* _WORK TO DO_
Omit images. Retype all entries verbatim.

Records from a data source:
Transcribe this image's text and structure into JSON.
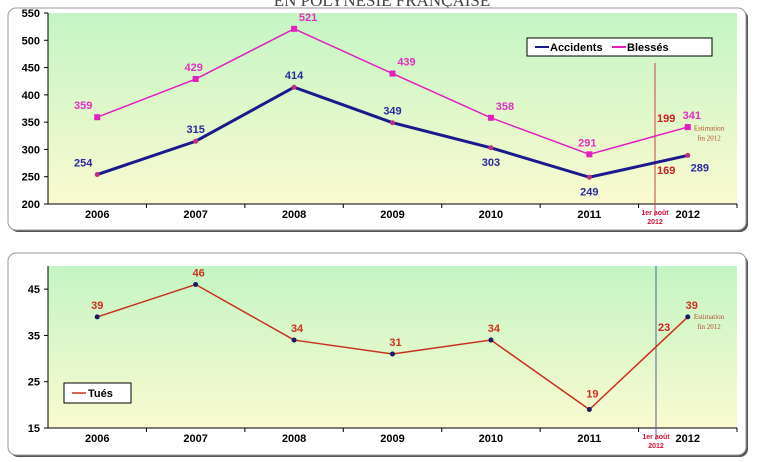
{
  "title": "EN POLYNESIE FRANÇAISE",
  "chart_data": [
    {
      "type": "line",
      "categories": [
        "2006",
        "2007",
        "2008",
        "2009",
        "2010",
        "2011",
        "2012"
      ],
      "ylim": [
        200,
        550
      ],
      "yticks": [
        200,
        250,
        300,
        350,
        400,
        450,
        500,
        550
      ],
      "legend_position": "top-right",
      "grid": false,
      "series": [
        {
          "name": "Accidents",
          "color": "#1a1a8c",
          "values": [
            254,
            315,
            414,
            349,
            303,
            249,
            289
          ]
        },
        {
          "name": "Blessés",
          "color": "#e020c0",
          "values": [
            359,
            429,
            521,
            439,
            358,
            291,
            341
          ]
        }
      ],
      "marker_label": "1er août 2012",
      "marker_values": {
        "Accidents": "169",
        "Blessés": "199"
      },
      "annotation": "Estimation fin 2012"
    },
    {
      "type": "line",
      "categories": [
        "2006",
        "2007",
        "2008",
        "2009",
        "2010",
        "2011",
        "2012"
      ],
      "ylim": [
        15,
        50
      ],
      "yticks": [
        15,
        25,
        35,
        45
      ],
      "legend_position": "bottom-left",
      "grid": false,
      "series": [
        {
          "name": "Tués",
          "color": "#c83020",
          "values": [
            39,
            46,
            34,
            31,
            34,
            19,
            39
          ]
        }
      ],
      "marker_label": "1er août 2012",
      "marker_values": {
        "Tués": "23"
      },
      "annotation": "Estimation fin 2012"
    }
  ]
}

* _THE COMPLETED TASK_
Transcribe this image's text and structure into JSON.
{
  "title": "EN POLYNESIE FRANÇAISE",
  "chart_data": [
    {
      "type": "line",
      "categories": [
        "2006",
        "2007",
        "2008",
        "2009",
        "2010",
        "2011",
        "2012"
      ],
      "ylim": [
        200,
        550
      ],
      "yticks": [
        200,
        250,
        300,
        350,
        400,
        450,
        500,
        550
      ],
      "legend_position": "top-right",
      "grid": false,
      "series": [
        {
          "name": "Accidents",
          "color": "#1a1a8c",
          "values": [
            254,
            315,
            414,
            349,
            303,
            249,
            289
          ]
        },
        {
          "name": "Blessés",
          "color": "#e020c0",
          "values": [
            359,
            429,
            521,
            439,
            358,
            291,
            341
          ]
        }
      ],
      "marker_label": "1er août 2012",
      "marker_values": {
        "Accidents": "169",
        "Blessés": "199"
      },
      "annotation": "Estimation fin 2012"
    },
    {
      "type": "line",
      "categories": [
        "2006",
        "2007",
        "2008",
        "2009",
        "2010",
        "2011",
        "2012"
      ],
      "ylim": [
        15,
        50
      ],
      "yticks": [
        15,
        25,
        35,
        45
      ],
      "legend_position": "bottom-left",
      "grid": false,
      "series": [
        {
          "name": "Tués",
          "color": "#c83020",
          "values": [
            39,
            46,
            34,
            31,
            34,
            19,
            39
          ]
        }
      ],
      "marker_label": "1er août 2012",
      "marker_values": {
        "Tués": "23"
      },
      "annotation": "Estimation fin 2012"
    }
  ]
}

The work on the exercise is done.